• **Job**
Repeat each line word for word.

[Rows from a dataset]
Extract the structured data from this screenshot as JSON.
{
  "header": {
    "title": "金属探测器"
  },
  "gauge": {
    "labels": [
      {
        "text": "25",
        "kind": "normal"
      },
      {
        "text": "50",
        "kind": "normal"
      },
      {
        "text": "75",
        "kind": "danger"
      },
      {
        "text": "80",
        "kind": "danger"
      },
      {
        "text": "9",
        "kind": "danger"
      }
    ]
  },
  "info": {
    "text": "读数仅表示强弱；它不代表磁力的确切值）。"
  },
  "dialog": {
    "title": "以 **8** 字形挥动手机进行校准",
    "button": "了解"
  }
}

• **Written solution**
Extract the structured data from this screenshot as JSON.
{
  "header": {
    "title": "金属探测器"
  },
  "gauge": {
    "labels": [
      {
        "text": "25",
        "kind": "normal"
      },
      {
        "text": "50",
        "kind": "normal"
      },
      {
        "text": "75",
        "kind": "danger"
      },
      {
        "text": "80",
        "kind": "danger"
      },
      {
        "text": "9",
        "kind": "danger"
      }
    ]
  },
  "info": {
    "text": "读数仅表示强弱；它不代表磁力的确切值）。"
  },
  "dialog": {
    "title": "以 **8** 字形挥动手机进行校准",
    "button": "了解"
  }
}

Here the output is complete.